Task to carry out: Look through the listing and locate every line containing the word "this"; copy those lines.
---- Records to process
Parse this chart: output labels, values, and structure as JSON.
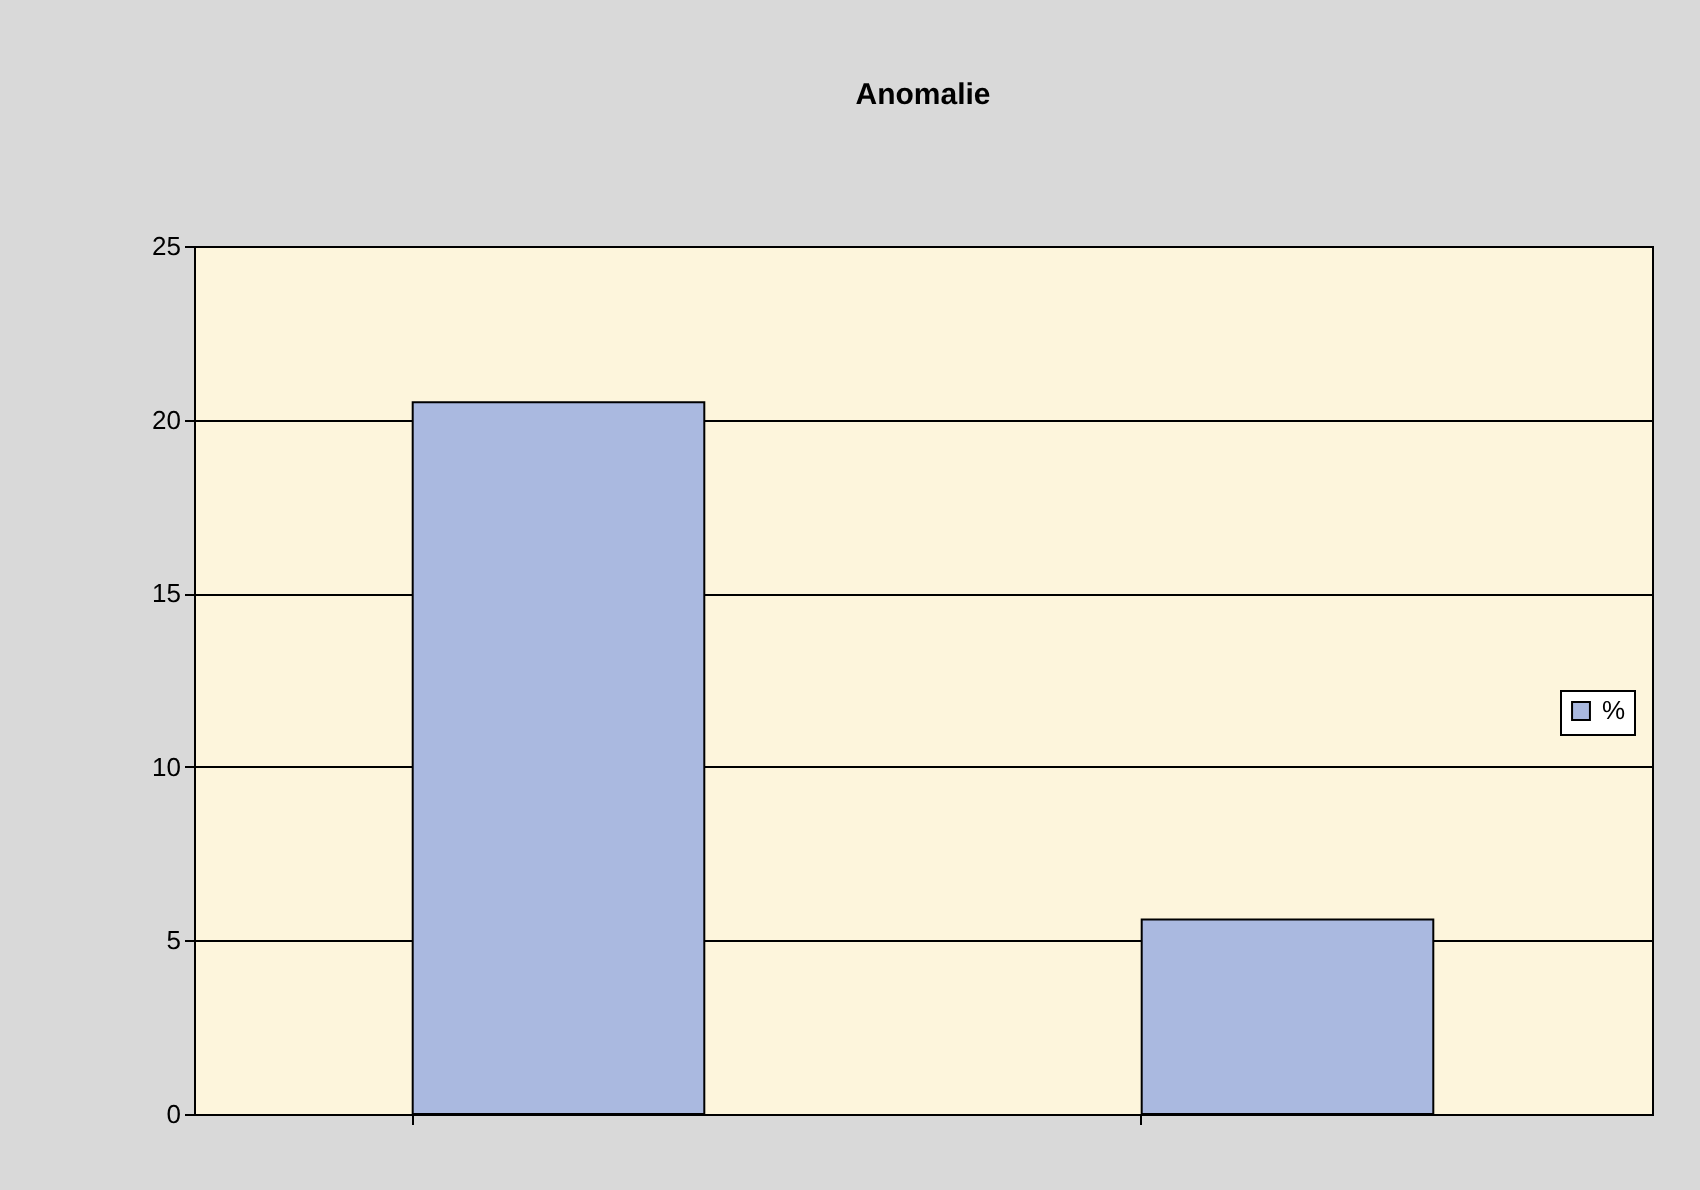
{
  "chart_data": {
    "type": "bar",
    "title": "Anomalie",
    "categories": [
      null,
      null
    ],
    "series": [
      {
        "name": "%",
        "color": "#aab9e0",
        "values": [
          20.5,
          5.6
        ]
      }
    ],
    "ylim": [
      0,
      25
    ],
    "yticks": [
      0,
      5,
      10,
      15,
      20,
      25
    ],
    "grid": "y",
    "legend": "right",
    "tick_labels": "y"
  }
}
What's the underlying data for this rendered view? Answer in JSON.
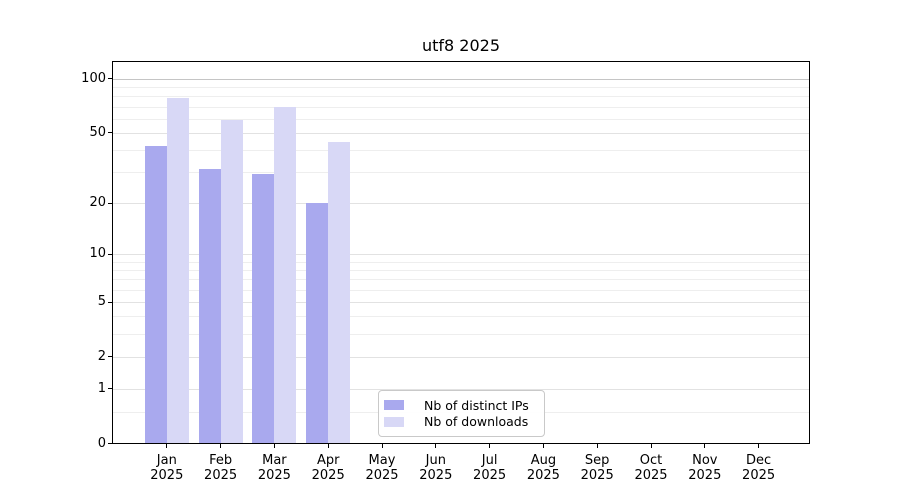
{
  "title": "utf8 2025",
  "legend": {
    "items": [
      {
        "label": "Nb of distinct IPs",
        "color": "#a9a9ee"
      },
      {
        "label": "Nb of downloads",
        "color": "#d8d8f6"
      }
    ]
  },
  "colors": {
    "bar_distinct_ips": "#a9a9ee",
    "bar_downloads": "#d8d8f6",
    "grid_major": "#e2e2e2",
    "grid_minor": "#eeeeee",
    "grid_top_100": "#c5c5c5",
    "axis": "#000000",
    "legend_border": "#c9c9c9"
  },
  "y_axis": {
    "tick_labels": [
      "0",
      "1",
      "2",
      "5",
      "10",
      "20",
      "50",
      "100"
    ]
  },
  "x_axis": {
    "months": [
      "Jan",
      "Feb",
      "Mar",
      "Apr",
      "May",
      "Jun",
      "Jul",
      "Aug",
      "Sep",
      "Oct",
      "Nov",
      "Dec"
    ],
    "year": "2025"
  },
  "chart_data": {
    "type": "bar",
    "title": "utf8 2025",
    "categories": [
      "Jan 2025",
      "Feb 2025",
      "Mar 2025",
      "Apr 2025",
      "May 2025",
      "Jun 2025",
      "Jul 2025",
      "Aug 2025",
      "Sep 2025",
      "Oct 2025",
      "Nov 2025",
      "Dec 2025"
    ],
    "series": [
      {
        "name": "Nb of distinct IPs",
        "color": "#a9a9ee",
        "values": [
          42,
          31,
          29,
          20,
          null,
          null,
          null,
          null,
          null,
          null,
          null,
          null
        ]
      },
      {
        "name": "Nb of downloads",
        "color": "#d8d8f6",
        "values": [
          78,
          59,
          69,
          44,
          null,
          null,
          null,
          null,
          null,
          null,
          null,
          null
        ]
      }
    ],
    "xlabel": "",
    "ylabel": "",
    "y_scale": "log1p",
    "y_major_ticks": [
      0,
      1,
      2,
      5,
      10,
      20,
      50,
      100
    ],
    "y_minor_ticks": [
      0.5,
      3,
      4,
      6,
      7,
      8,
      9,
      30,
      40,
      60,
      70,
      80,
      90
    ],
    "ylim": [
      0,
      125
    ],
    "grid": "horizontal",
    "legend_position": "lower-center-inside"
  }
}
--------
The reply:
Parse this chart: output labels, values, and structure as JSON.
What's the underlying data for this rendered view? Answer in JSON.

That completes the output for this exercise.